◆ **EXERCISE INSTRUCTIONS**
Scan the data below for the string "noise". Show every line where it turns up.

◆ **DATA FOR THIS EXERCISE**
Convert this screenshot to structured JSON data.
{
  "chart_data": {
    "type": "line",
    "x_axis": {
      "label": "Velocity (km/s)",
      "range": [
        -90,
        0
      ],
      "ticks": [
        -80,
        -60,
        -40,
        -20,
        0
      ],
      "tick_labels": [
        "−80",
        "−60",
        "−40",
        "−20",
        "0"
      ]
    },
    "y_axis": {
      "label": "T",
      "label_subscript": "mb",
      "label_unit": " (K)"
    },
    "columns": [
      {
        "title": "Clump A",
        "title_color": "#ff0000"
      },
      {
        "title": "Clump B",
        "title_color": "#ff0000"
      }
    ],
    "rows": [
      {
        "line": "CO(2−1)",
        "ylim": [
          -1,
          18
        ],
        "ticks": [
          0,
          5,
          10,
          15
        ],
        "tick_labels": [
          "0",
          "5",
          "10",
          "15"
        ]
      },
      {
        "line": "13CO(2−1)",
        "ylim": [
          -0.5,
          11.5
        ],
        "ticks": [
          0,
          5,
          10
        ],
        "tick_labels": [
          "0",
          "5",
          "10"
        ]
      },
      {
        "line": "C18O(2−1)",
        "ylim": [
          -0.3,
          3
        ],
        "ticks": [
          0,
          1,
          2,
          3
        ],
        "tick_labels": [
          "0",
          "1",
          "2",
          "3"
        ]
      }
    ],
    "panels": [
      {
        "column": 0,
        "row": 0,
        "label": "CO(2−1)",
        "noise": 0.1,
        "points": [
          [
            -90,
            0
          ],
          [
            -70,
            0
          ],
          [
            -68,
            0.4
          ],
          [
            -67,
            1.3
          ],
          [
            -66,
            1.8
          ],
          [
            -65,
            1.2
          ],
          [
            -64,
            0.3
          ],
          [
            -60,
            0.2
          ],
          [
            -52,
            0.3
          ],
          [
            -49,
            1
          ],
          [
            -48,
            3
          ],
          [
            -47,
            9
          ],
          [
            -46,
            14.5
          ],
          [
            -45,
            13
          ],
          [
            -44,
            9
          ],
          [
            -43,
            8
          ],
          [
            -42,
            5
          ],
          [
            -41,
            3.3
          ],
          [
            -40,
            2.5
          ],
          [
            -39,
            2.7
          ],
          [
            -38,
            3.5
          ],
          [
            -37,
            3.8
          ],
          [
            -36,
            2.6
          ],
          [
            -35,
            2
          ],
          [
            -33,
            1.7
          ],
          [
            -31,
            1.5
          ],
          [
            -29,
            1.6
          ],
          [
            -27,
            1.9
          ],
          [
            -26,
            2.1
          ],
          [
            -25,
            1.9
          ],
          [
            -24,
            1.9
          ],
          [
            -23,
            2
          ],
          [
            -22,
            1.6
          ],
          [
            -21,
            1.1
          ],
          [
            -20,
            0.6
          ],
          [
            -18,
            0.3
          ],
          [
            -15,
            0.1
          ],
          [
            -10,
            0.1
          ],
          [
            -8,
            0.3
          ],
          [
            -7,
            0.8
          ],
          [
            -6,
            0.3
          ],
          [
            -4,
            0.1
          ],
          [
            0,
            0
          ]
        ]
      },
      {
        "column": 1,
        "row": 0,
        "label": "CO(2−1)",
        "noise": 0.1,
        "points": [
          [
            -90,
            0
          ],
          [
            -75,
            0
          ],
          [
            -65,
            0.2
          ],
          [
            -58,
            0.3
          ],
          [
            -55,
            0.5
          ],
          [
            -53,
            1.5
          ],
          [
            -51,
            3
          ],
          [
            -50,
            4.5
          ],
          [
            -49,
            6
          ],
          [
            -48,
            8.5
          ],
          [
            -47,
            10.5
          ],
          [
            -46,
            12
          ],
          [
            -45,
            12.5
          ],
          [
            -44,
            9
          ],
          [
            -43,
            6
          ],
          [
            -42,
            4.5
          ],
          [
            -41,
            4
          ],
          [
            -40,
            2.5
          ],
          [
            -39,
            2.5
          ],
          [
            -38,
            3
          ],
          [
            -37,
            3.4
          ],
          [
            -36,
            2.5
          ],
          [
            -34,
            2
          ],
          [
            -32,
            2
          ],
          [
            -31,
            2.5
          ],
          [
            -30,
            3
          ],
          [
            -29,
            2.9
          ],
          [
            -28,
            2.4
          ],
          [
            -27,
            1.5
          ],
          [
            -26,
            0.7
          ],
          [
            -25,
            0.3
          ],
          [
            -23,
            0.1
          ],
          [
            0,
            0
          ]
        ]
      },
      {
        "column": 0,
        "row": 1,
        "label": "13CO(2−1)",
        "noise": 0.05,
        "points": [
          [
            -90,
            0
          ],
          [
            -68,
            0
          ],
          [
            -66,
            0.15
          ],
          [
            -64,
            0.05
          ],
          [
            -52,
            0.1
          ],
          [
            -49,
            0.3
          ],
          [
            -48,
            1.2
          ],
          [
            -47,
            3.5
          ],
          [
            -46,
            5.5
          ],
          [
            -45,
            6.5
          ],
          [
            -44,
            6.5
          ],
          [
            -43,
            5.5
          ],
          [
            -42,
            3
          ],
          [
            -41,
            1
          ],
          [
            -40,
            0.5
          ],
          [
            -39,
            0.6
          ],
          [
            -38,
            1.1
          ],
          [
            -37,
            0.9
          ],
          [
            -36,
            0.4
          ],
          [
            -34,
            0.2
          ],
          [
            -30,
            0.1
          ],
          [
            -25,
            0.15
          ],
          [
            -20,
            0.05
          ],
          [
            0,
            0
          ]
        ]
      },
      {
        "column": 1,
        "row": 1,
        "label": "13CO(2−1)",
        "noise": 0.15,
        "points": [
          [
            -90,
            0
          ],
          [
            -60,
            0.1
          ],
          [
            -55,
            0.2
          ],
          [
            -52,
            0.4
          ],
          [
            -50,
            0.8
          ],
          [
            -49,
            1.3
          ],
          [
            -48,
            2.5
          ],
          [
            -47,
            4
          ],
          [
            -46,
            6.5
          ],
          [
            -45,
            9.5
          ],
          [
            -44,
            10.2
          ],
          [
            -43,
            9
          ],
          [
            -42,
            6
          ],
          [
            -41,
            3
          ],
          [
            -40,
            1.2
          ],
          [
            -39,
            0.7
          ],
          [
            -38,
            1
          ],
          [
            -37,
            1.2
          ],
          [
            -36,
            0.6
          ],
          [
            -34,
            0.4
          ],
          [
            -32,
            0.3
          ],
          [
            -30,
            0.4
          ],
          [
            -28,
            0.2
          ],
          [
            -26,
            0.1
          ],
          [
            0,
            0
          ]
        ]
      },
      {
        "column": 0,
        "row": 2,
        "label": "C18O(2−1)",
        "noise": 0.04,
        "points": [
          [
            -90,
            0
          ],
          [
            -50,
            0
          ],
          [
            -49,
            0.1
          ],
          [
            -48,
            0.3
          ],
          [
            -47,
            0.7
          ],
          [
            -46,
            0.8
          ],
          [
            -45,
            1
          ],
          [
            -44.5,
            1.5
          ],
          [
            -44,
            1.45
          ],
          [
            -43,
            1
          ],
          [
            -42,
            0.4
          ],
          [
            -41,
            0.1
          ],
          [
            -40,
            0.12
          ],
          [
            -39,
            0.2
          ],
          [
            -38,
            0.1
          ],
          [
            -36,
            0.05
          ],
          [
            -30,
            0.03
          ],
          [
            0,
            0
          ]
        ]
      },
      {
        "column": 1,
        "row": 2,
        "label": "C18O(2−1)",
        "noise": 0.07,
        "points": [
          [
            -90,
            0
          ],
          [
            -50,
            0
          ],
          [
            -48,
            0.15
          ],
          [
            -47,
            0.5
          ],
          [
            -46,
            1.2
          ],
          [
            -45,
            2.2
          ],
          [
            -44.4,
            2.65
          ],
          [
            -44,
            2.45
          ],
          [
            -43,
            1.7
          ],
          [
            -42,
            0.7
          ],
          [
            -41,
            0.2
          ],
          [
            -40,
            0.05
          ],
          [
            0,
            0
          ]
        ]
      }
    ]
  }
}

◆ **TASK RESULT**
        "noise": 0.1,
        "noise": 0.1,
        "noise": 0.05,
        "noise": 0.15,
        "noise": 0.04,
        "noise": 0.07,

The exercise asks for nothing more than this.